_What is required_. Write out the entries again exactly as they are given.

_Lines of data_.
* * *

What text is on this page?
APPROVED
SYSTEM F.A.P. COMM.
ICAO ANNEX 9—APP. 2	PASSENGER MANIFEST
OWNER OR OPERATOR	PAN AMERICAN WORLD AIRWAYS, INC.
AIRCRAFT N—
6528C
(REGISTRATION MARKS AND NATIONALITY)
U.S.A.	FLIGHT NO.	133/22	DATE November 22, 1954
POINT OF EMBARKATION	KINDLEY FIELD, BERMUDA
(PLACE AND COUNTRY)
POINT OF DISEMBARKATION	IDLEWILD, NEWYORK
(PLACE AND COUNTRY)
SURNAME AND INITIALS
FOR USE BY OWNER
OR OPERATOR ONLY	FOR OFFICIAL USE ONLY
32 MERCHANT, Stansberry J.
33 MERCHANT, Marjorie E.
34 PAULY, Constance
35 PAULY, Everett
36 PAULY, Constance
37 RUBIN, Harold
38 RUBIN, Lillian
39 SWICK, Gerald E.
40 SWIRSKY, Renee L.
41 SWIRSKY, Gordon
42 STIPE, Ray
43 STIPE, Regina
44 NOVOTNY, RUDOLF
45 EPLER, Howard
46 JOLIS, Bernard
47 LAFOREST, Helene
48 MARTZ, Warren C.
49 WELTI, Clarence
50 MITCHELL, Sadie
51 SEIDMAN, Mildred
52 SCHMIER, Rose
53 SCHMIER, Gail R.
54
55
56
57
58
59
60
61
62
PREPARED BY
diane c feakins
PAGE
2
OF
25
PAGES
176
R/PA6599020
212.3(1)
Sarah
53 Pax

* * *

_Solved problem_.
What text is on this page?
APPROVED
SYSTEM F.A.P. COMM.
ICAO ANNEX 9—APP. 2	PASSENGER MANIFEST
OWNER OR OPERATOR	PAN AMERICAN WORLD AIRWAYS, INC.
AIRCRAFT N—
6528C
(REGISTRATION MARKS AND NATIONALITY)
U.S.A.	FLIGHT NO.	133/22	DATE November 22, 1954
POINT OF EMBARKATION	KINDLEY FIELD, BERMUDA
(PLACE AND COUNTRY)
POINT OF DISEMBARKATION	IDLEWILD, NEWYORK
(PLACE AND COUNTRY)
SURNAME AND INITIALS
FOR USE BY OWNER
OR OPERATOR ONLY	FOR OFFICIAL USE ONLY
32 MERCHANT, Stansberry J.
33 MERCHANT, Marjorie E.
34 PAULY, Constance
35 PAULY, Everett
36 PAULY, Constance
37 RUBIN, Harold
38 RUBIN, Lillian
39 SWICK, Gerald E.
40 SWIRSKY, Renee L.
41 SWIRSKY, Gordon
42 STIPE, Ray
43 STIPE, Regina
44 NOVOTNY, RUDOLF
45 EPLER, Howard
46 JOLIS, Bernard
47 LAFOREST, Helene
48 MARTZ, Warren C.
49 WELTI, Clarence
50 MITCHELL, Sadie
51 SEIDMAN, Mildred
52 SCHMIER, Rose
53 SCHMIER, Gail R.
54
55
56
57
58
59
60
61
62
PREPARED BY
diane c feakins
PAGE
2
OF
25
PAGES
176
R/PA6599020
212.3(1)
Sarah
53 Pax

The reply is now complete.